WRITTEN REQUEST
Lines containing "text" are to be counted. Give the number and nothing more.

Records about charts and figures
* * * * * * * * *

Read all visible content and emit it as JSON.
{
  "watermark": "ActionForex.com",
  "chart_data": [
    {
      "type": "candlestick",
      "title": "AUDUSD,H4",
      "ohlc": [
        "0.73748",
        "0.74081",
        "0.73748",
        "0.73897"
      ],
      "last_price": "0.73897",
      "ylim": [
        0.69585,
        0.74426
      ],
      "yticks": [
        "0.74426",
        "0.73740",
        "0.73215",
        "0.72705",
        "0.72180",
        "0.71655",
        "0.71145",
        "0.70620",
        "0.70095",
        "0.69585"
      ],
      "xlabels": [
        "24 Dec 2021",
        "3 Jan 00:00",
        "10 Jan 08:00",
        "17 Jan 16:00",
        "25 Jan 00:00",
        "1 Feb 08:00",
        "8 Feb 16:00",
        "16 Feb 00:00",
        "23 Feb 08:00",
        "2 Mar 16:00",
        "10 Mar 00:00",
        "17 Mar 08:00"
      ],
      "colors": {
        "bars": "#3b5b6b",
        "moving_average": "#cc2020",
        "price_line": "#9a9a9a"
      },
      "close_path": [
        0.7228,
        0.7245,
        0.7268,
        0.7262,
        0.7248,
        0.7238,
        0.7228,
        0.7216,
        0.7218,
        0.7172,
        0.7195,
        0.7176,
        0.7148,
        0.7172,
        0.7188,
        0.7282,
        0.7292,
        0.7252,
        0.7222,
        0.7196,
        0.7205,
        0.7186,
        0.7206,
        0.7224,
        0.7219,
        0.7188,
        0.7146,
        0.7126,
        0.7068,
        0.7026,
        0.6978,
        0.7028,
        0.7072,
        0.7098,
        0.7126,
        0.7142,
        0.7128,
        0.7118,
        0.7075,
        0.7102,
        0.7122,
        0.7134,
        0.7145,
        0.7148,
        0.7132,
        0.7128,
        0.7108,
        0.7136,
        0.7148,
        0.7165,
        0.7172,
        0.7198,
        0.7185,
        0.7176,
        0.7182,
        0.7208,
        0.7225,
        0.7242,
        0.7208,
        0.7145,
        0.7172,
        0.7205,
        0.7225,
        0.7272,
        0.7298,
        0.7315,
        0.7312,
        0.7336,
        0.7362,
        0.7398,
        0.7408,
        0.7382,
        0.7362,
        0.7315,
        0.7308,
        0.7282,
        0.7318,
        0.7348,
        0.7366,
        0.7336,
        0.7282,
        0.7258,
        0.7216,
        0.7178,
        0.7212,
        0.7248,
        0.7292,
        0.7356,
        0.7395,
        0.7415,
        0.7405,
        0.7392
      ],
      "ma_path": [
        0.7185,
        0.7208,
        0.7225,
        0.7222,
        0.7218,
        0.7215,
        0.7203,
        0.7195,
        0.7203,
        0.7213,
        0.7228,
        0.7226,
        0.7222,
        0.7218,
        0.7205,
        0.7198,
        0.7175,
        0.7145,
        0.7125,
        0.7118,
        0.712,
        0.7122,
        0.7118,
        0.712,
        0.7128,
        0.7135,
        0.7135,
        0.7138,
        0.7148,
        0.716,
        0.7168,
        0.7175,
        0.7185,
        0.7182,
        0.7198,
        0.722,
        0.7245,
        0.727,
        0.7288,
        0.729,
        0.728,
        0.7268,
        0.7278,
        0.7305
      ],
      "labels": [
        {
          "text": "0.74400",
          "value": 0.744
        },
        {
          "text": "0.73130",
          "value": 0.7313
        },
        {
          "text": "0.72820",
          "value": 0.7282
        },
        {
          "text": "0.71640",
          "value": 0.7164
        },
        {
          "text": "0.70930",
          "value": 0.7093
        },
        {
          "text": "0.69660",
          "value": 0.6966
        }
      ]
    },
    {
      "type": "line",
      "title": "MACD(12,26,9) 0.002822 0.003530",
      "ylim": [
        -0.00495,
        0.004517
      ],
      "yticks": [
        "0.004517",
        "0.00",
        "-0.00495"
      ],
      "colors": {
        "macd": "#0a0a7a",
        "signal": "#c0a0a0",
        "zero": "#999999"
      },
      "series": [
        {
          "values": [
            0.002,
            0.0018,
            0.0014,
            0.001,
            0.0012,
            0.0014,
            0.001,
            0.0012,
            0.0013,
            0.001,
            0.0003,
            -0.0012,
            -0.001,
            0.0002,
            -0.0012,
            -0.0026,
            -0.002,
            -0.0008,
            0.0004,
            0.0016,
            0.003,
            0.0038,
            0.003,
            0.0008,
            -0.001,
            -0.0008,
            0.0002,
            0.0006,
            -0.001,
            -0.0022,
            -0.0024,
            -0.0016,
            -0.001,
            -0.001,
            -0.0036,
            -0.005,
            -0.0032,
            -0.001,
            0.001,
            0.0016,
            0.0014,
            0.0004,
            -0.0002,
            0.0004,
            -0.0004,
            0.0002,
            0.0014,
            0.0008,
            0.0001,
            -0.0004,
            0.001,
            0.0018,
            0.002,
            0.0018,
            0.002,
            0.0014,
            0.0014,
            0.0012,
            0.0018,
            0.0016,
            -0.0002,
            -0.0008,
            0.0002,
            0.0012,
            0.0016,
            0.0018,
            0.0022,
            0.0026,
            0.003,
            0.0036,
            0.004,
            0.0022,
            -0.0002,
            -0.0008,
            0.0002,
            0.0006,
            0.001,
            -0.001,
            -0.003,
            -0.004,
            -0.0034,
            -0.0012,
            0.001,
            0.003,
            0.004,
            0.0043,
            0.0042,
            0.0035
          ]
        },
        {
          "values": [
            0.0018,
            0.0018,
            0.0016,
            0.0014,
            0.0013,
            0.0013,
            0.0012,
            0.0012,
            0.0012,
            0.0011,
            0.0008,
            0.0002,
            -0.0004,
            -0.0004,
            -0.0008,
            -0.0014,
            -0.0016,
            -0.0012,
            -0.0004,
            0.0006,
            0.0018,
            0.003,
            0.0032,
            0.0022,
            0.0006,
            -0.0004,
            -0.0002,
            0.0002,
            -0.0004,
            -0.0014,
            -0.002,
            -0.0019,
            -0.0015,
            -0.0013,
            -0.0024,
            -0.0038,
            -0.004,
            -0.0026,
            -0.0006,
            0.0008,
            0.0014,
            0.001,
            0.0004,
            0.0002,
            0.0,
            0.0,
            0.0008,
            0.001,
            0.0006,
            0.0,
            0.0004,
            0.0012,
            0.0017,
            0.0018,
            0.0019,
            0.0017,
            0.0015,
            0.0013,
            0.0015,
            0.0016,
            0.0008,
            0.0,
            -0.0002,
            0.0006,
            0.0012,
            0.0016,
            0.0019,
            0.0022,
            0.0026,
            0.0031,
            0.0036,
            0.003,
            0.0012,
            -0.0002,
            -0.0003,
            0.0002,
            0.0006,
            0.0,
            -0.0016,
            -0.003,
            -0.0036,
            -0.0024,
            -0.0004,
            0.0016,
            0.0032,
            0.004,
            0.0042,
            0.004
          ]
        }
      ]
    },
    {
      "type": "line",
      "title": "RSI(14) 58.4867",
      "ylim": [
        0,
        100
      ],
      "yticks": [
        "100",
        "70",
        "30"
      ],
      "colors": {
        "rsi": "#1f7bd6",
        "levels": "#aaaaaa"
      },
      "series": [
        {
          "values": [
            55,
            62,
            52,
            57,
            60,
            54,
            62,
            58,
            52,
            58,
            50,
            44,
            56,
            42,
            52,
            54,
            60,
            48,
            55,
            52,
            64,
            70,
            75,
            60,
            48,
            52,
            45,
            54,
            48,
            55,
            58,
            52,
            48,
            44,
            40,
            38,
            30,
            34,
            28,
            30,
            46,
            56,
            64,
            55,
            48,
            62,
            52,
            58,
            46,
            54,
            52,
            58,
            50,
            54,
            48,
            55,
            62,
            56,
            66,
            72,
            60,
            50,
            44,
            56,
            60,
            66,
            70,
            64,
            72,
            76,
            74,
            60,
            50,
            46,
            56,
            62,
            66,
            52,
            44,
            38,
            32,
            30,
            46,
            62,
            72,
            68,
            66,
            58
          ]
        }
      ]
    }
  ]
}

* * * * * * * * *

ANSWER FOR THIS EXERCISE
6